AIM - For each line below that includes the word "logs", make a copy.

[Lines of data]
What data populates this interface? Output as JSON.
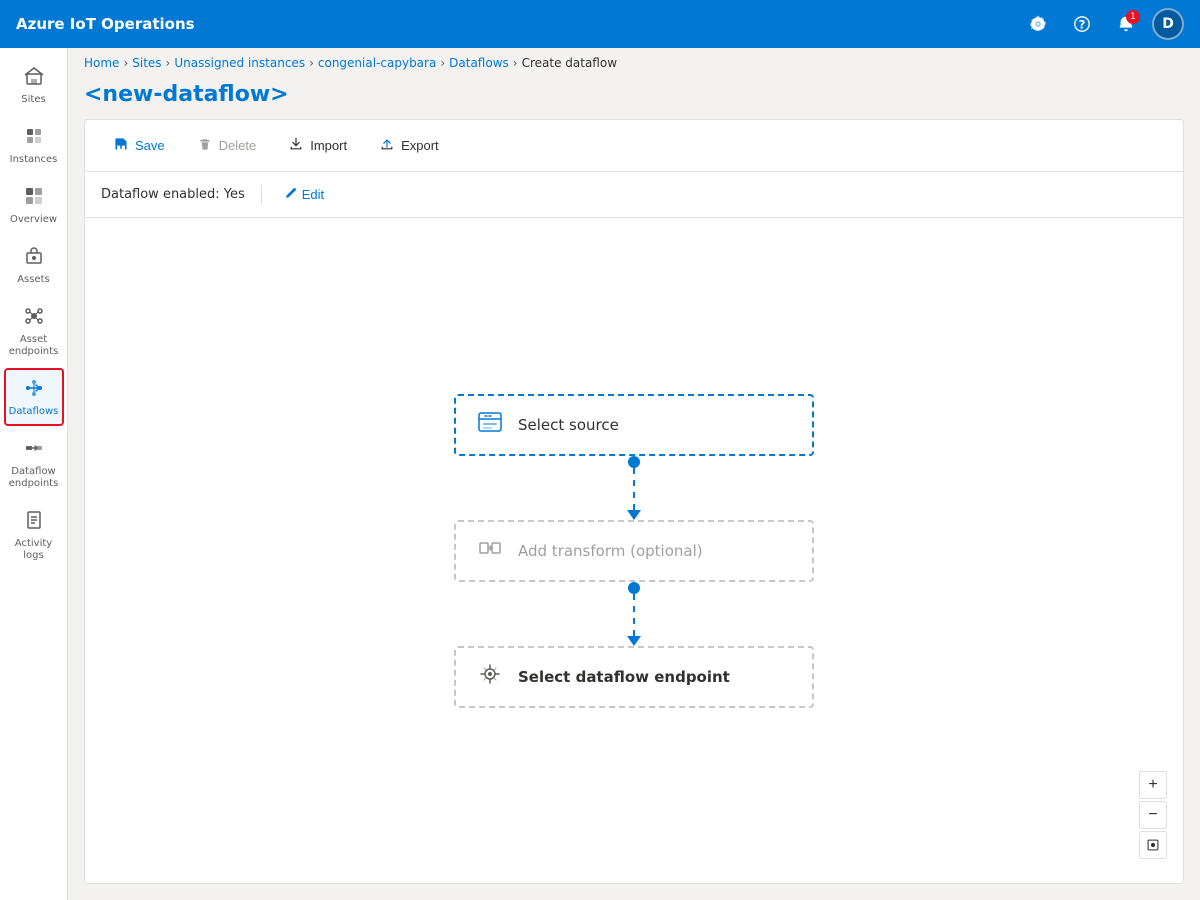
{
  "app": {
    "title": "Azure IoT Operations"
  },
  "topnav": {
    "title": "Azure IoT Operations",
    "icons": [
      "settings",
      "help",
      "notifications",
      "account"
    ],
    "notif_count": "1",
    "avatar_initials": "D"
  },
  "breadcrumb": {
    "items": [
      "Home",
      "Sites",
      "Unassigned instances",
      "congenial-capybara",
      "Dataflows"
    ],
    "current": "Create dataflow"
  },
  "page": {
    "title": "<new-dataflow>"
  },
  "toolbar": {
    "save_label": "Save",
    "delete_label": "Delete",
    "import_label": "Import",
    "export_label": "Export"
  },
  "dataflow": {
    "enabled_label": "Dataflow enabled: Yes",
    "edit_label": "Edit"
  },
  "flow_nodes": {
    "source": {
      "label": "Select source"
    },
    "transform": {
      "label": "Add transform (optional)"
    },
    "destination": {
      "label": "Select dataflow endpoint"
    }
  },
  "zoom": {
    "plus": "+",
    "minus": "−",
    "reset": "⊙"
  },
  "sidebar": {
    "items": [
      {
        "id": "sites",
        "label": "Sites",
        "icon": "🏢"
      },
      {
        "id": "instances",
        "label": "Instances",
        "icon": "⚙"
      },
      {
        "id": "overview",
        "label": "Overview",
        "icon": "▦"
      },
      {
        "id": "assets",
        "label": "Assets",
        "icon": "📦"
      },
      {
        "id": "asset-endpoints",
        "label": "Asset endpoints",
        "icon": "🔌"
      },
      {
        "id": "dataflows",
        "label": "Dataflows",
        "icon": "⇌",
        "active": true
      },
      {
        "id": "dataflow-endpoints",
        "label": "Dataflow endpoints",
        "icon": "⇆"
      },
      {
        "id": "activity-logs",
        "label": "Activity logs",
        "icon": "📋"
      }
    ]
  }
}
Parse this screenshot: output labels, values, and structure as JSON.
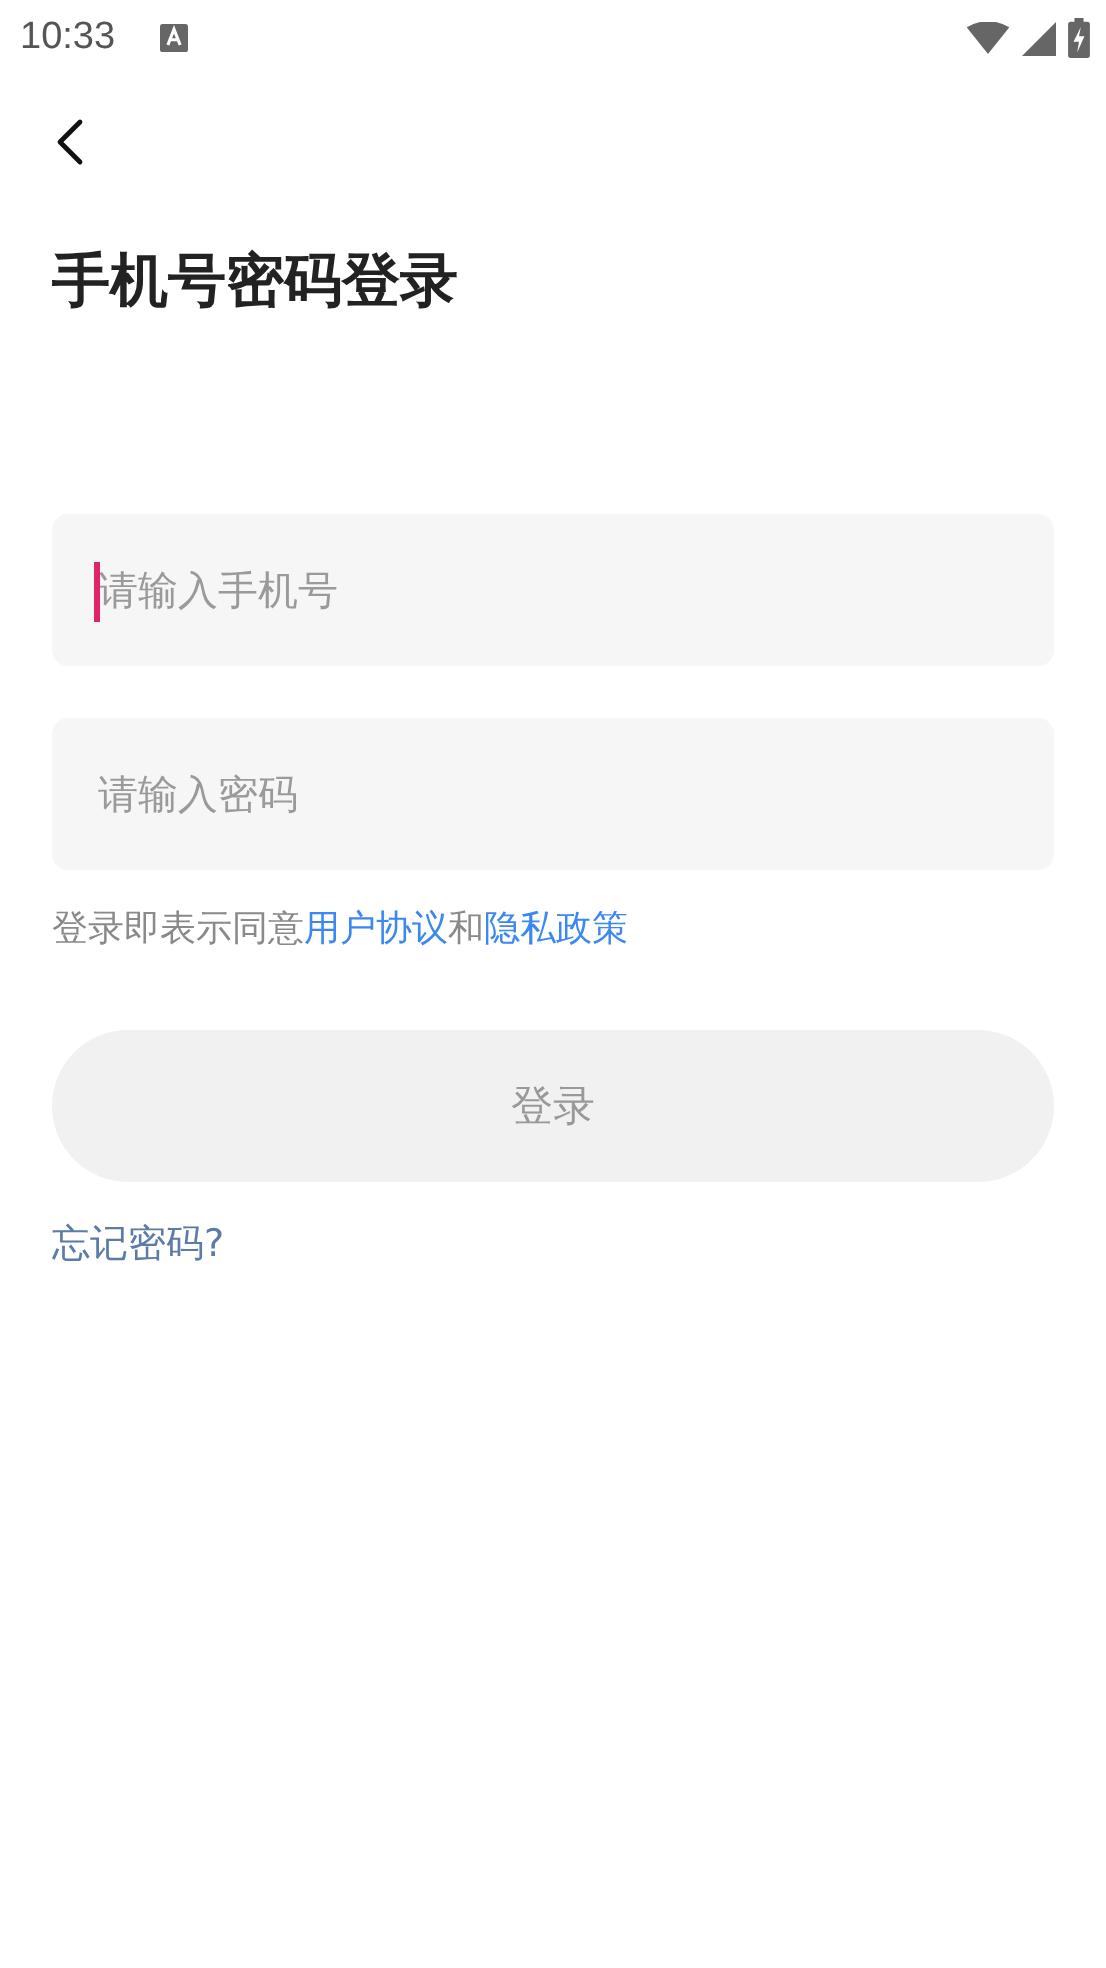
{
  "status_bar": {
    "time": "10:33"
  },
  "title": "手机号密码登录",
  "fields": [
    {
      "placeholder": "请输入手机号",
      "focused": true
    },
    {
      "placeholder": "请输入密码",
      "focused": false
    }
  ],
  "agreement": {
    "prefix": "登录即表示同意",
    "links": [
      {
        "text": "用户协议"
      },
      {
        "text": "隐私政策"
      }
    ],
    "joiner": "和"
  },
  "login_button": {
    "label": "登录",
    "disabled": true
  },
  "forgot_link": "忘记密码?"
}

EXERCISE OUTPUT -
        "id": "activity-logs",
        "label": "Activity logs",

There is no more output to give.